_SHORT TASK:_ Copy out each line of the material below that holds the string "What".

Stored records:

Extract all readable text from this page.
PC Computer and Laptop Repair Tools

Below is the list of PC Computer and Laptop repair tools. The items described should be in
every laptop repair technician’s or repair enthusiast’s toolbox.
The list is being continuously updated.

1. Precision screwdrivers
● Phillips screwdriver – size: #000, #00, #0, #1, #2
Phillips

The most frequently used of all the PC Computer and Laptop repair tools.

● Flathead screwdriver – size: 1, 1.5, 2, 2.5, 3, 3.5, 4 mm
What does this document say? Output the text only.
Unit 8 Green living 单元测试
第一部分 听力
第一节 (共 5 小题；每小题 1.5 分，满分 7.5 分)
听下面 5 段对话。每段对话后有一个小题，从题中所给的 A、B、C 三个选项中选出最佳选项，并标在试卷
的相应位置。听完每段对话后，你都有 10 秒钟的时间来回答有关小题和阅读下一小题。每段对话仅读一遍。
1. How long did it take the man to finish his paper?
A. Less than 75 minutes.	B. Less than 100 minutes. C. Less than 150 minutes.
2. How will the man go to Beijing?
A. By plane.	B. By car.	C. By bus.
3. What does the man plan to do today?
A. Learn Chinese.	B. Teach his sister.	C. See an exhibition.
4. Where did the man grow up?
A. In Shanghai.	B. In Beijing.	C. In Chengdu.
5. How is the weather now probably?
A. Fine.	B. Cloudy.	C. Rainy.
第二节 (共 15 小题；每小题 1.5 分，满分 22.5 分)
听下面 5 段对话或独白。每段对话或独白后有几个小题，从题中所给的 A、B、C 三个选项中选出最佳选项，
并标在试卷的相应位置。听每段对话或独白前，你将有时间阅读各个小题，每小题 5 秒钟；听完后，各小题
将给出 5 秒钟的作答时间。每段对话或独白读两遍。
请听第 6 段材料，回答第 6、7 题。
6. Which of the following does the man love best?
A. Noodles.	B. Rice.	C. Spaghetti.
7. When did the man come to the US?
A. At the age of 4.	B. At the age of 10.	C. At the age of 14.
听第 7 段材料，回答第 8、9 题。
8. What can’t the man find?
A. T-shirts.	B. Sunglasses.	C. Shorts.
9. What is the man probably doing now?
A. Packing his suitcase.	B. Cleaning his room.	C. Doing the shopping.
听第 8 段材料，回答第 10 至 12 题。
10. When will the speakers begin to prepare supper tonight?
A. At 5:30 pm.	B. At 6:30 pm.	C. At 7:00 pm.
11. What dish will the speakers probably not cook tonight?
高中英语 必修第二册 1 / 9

_OUTPUT OF THE EXERCISE:_
What does this document say? Output the text only.
3. What does the man plan to do today?
8. What can’t the man find?
9. What is the man probably doing now?
11. What dish will the speakers probably not cook tonight?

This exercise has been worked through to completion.